> TASK
Copy all of the records below verbatim.
>> START ENTRIES SUPPLIED
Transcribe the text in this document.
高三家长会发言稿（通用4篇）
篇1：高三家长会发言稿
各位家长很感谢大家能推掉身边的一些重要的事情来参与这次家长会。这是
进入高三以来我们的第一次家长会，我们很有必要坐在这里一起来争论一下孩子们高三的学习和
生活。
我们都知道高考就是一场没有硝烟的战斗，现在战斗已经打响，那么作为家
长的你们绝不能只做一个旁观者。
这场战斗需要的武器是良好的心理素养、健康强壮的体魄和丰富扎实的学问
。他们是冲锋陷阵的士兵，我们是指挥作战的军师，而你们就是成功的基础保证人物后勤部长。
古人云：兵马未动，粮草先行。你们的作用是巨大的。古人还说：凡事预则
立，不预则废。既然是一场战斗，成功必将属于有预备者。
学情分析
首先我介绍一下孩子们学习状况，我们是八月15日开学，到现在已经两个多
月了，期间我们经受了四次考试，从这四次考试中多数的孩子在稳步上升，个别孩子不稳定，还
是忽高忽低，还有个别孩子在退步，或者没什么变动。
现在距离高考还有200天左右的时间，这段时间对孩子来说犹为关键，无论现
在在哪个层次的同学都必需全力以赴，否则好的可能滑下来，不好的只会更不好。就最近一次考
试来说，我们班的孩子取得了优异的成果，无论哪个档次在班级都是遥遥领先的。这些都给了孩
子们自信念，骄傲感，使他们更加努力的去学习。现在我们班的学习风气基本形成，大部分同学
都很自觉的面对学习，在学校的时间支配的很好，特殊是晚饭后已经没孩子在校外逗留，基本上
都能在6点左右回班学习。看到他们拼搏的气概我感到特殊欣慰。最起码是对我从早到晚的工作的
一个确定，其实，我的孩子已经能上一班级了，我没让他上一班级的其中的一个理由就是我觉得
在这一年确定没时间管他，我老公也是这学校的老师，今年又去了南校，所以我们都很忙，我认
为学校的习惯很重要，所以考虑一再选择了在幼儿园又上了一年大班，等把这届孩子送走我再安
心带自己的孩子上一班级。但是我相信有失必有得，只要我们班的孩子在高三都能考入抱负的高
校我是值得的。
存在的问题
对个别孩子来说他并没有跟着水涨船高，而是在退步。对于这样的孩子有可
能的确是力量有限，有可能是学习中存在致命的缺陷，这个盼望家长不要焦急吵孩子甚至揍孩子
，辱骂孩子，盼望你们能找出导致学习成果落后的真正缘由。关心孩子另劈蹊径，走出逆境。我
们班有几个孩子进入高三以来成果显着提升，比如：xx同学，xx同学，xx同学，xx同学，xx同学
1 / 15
>> END ENTRIES SUPPLIED
> EXERCISE OUTPUT
Transcribe the text in this document.
高三家长会发言稿（通用4篇）
篇1：高三家长会发言稿
各位家长很感谢大家能推掉身边的一些重要的事情来参与这次家长会。这是
进入高三以来我们的第一次家长会，我们很有必要坐在这里一起来争论一下孩子们高三的学习和
生活。
我们都知道高考就是一场没有硝烟的战斗，现在战斗已经打响，那么作为家
长的你们绝不能只做一个旁观者。
这场战斗需要的武器是良好的心理素养、健康强壮的体魄和丰富扎实的学问
。他们是冲锋陷阵的士兵，我们是指挥作战的军师，而你们就是成功的基础保证人物后勤部长。
古人云：兵马未动，粮草先行。你们的作用是巨大的。古人还说：凡事预则
立，不预则废。既然是一场战斗，成功必将属于有预备者。
学情分析
首先我介绍一下孩子们学习状况，我们是八月15日开学，到现在已经两个多
月了，期间我们经受了四次考试，从这四次考试中多数的孩子在稳步上升，个别孩子不稳定，还
是忽高忽低，还有个别孩子在退步，或者没什么变动。
现在距离高考还有200天左右的时间，这段时间对孩子来说犹为关键，无论现
在在哪个层次的同学都必需全力以赴，否则好的可能滑下来，不好的只会更不好。就最近一次考
试来说，我们班的孩子取得了优异的成果，无论哪个档次在班级都是遥遥领先的。这些都给了孩
子们自信念，骄傲感，使他们更加努力的去学习。现在我们班的学习风气基本形成，大部分同学
都很自觉的面对学习，在学校的时间支配的很好，特殊是晚饭后已经没孩子在校外逗留，基本上
都能在6点左右回班学习。看到他们拼搏的气概我感到特殊欣慰。最起码是对我从早到晚的工作的
一个确定，其实，我的孩子已经能上一班级了，我没让他上一班级的其中的一个理由就是我觉得
在这一年确定没时间管他，我老公也是这学校的老师，今年又去了南校，所以我们都很忙，我认
为学校的习惯很重要，所以考虑一再选择了在幼儿园又上了一年大班，等把这届孩子送走我再安
心带自己的孩子上一班级。但是我相信有失必有得，只要我们班的孩子在高三都能考入抱负的高
校我是值得的。
存在的问题
对个别孩子来说他并没有跟着水涨船高，而是在退步。对于这样的孩子有可
能的确是力量有限，有可能是学习中存在致命的缺陷，这个盼望家长不要焦急吵孩子甚至揍孩子
，辱骂孩子，盼望你们能找出导致学习成果落后的真正缘由。关心孩子另劈蹊径，走出逆境。我
们班有几个孩子进入高三以来成果显着提升，比如：xx同学，xx同学，xx同学，xx同学，xx同学
1 / 15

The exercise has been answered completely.